* Start DATA TO USE *
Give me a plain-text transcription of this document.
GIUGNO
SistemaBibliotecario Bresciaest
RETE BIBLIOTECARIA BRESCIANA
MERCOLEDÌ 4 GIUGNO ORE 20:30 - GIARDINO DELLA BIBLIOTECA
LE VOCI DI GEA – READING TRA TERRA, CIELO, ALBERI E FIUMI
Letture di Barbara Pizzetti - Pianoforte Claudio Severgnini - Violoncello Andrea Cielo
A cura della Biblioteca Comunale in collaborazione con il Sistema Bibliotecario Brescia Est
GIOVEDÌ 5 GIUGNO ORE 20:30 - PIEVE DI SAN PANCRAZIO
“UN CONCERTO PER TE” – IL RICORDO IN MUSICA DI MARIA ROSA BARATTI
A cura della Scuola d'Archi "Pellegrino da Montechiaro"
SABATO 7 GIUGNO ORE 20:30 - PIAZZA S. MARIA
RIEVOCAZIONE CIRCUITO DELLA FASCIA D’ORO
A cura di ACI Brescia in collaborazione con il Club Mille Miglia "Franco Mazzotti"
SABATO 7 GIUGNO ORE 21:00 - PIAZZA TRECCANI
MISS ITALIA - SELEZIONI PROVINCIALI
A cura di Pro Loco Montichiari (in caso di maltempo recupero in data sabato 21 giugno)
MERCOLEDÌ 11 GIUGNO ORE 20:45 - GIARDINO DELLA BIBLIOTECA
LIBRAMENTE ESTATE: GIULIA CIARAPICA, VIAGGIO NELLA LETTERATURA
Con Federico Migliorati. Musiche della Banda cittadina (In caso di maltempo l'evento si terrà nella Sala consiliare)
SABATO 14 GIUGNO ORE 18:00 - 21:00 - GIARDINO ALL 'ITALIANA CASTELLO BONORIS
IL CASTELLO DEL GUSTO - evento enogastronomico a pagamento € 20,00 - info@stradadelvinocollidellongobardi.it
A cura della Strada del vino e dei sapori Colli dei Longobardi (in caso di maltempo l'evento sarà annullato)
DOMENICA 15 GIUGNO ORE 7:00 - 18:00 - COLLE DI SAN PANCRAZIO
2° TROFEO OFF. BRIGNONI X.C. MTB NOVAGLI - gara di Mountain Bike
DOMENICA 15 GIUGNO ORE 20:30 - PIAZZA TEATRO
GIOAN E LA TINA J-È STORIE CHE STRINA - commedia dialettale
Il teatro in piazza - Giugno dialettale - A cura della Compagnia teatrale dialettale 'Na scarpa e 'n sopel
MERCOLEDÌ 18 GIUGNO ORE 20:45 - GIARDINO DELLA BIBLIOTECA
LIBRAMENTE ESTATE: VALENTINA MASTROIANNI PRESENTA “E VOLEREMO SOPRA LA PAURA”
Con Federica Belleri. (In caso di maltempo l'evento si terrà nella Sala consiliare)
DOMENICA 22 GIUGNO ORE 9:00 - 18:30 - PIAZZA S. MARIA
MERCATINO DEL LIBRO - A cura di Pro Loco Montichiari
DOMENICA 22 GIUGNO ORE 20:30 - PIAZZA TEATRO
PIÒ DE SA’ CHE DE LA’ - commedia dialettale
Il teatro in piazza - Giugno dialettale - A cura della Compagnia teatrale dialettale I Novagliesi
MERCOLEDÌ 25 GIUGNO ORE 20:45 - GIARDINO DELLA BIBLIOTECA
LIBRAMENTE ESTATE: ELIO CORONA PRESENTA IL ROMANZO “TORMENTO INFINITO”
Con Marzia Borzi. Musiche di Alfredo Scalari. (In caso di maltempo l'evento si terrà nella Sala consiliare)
* End DATA TO USE *
Of the lines in the data, how many contain the word "Montichiari"? Provide the number and nothing further.

■ EXERCISE RESPONSE: 2